▸ To do: Scan the material for the word "name", and copy each line where it shows up.

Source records

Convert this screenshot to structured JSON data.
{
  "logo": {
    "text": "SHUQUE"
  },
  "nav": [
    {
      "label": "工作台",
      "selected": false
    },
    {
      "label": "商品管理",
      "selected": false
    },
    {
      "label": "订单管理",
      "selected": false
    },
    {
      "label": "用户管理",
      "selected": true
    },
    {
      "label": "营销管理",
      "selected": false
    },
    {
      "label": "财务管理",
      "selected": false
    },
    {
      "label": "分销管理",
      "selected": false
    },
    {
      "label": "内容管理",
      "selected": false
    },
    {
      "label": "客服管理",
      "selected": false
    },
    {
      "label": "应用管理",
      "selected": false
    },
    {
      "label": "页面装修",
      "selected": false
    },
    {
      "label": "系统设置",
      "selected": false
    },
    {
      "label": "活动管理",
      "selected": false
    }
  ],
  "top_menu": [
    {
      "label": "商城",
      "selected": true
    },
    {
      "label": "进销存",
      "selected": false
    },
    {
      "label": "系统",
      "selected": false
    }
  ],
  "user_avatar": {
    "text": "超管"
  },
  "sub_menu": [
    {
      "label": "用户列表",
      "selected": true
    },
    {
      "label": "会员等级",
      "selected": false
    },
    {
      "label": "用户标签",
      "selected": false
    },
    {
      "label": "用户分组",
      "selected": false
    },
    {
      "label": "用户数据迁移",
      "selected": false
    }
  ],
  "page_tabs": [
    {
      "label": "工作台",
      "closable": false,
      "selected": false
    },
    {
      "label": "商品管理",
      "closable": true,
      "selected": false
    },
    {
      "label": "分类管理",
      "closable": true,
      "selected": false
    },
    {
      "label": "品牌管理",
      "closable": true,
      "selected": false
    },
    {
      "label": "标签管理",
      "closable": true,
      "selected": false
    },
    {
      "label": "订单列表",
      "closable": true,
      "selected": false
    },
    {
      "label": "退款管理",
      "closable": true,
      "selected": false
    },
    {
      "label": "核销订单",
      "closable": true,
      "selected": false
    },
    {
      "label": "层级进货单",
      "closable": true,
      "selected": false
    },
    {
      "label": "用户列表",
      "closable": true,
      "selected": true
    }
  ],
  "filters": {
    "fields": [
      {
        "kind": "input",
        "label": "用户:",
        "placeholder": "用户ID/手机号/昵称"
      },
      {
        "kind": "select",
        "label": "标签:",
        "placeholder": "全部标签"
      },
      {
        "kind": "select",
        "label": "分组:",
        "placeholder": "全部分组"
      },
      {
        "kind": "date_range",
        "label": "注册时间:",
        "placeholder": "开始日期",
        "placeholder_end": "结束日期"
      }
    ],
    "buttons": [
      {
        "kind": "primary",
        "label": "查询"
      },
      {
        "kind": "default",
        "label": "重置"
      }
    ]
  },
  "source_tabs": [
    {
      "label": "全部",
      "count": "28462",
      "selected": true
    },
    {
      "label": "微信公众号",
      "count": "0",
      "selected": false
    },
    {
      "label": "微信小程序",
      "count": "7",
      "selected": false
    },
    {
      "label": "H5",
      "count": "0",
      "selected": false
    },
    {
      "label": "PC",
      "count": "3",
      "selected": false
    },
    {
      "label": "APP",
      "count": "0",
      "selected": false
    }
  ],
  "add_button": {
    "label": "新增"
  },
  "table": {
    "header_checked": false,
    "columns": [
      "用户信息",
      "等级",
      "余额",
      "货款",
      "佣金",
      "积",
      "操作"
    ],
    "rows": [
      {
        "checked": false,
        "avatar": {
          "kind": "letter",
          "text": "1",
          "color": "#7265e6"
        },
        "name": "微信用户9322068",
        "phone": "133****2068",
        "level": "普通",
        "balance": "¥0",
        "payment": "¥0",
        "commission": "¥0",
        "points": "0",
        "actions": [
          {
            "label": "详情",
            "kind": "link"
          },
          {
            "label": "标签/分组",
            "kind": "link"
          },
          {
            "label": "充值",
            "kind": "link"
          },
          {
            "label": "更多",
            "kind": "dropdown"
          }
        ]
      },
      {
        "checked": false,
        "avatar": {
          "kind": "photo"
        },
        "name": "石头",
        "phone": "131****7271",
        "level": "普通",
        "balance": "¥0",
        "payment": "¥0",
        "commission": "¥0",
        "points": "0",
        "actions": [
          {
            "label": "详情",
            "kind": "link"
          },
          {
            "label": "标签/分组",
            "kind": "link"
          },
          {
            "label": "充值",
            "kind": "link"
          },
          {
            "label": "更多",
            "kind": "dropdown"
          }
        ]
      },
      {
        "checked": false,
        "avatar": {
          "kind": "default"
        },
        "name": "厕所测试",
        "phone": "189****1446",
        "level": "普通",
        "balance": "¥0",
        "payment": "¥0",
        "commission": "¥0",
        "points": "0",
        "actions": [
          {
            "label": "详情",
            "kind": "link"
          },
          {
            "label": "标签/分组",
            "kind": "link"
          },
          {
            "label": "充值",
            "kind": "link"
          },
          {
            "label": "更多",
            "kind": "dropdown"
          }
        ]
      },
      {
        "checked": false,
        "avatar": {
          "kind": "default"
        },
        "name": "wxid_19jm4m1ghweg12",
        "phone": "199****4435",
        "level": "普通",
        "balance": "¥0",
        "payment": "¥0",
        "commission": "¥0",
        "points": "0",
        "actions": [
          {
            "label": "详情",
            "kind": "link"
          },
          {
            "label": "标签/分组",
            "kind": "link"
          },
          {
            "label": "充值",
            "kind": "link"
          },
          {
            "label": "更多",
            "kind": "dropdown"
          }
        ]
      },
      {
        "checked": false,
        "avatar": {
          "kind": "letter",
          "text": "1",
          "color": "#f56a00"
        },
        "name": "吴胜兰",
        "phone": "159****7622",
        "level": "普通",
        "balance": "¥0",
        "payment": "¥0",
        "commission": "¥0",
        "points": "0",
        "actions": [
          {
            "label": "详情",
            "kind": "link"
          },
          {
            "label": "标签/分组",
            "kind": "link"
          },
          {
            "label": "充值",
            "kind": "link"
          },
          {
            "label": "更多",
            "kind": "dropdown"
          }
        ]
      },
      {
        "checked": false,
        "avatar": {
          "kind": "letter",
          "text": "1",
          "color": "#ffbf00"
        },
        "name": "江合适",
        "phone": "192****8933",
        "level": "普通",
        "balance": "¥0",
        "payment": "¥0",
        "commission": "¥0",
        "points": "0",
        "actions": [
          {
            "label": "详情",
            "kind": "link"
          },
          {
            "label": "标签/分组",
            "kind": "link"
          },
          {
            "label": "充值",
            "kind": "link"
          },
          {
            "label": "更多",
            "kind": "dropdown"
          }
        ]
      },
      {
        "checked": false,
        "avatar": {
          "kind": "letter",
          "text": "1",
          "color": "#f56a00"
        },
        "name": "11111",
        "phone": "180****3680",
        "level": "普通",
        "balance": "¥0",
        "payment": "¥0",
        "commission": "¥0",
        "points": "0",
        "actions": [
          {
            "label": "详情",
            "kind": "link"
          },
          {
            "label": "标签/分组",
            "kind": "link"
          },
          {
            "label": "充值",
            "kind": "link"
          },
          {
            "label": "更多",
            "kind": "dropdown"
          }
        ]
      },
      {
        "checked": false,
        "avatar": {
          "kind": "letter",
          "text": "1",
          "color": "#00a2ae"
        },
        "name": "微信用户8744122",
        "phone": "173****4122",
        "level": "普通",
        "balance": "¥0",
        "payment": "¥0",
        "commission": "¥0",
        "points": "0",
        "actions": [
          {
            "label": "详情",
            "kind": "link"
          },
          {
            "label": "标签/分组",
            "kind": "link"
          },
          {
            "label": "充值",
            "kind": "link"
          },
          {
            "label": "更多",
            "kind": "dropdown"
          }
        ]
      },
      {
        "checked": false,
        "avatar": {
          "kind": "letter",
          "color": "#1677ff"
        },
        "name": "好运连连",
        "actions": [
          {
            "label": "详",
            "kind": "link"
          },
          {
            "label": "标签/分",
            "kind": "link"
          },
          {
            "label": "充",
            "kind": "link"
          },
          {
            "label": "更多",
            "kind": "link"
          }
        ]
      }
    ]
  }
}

▸ Complete output:
        "name": "微信用户9322068",
        "name": "石头",
        "name": "厕所测试",
        "name": "wxid_19jm4m1ghweg12",
        "name": "吴胜兰",
        "name": "江合适",
        "name": "11111",
        "name": "微信用户8744122",
        "name": "好运连连",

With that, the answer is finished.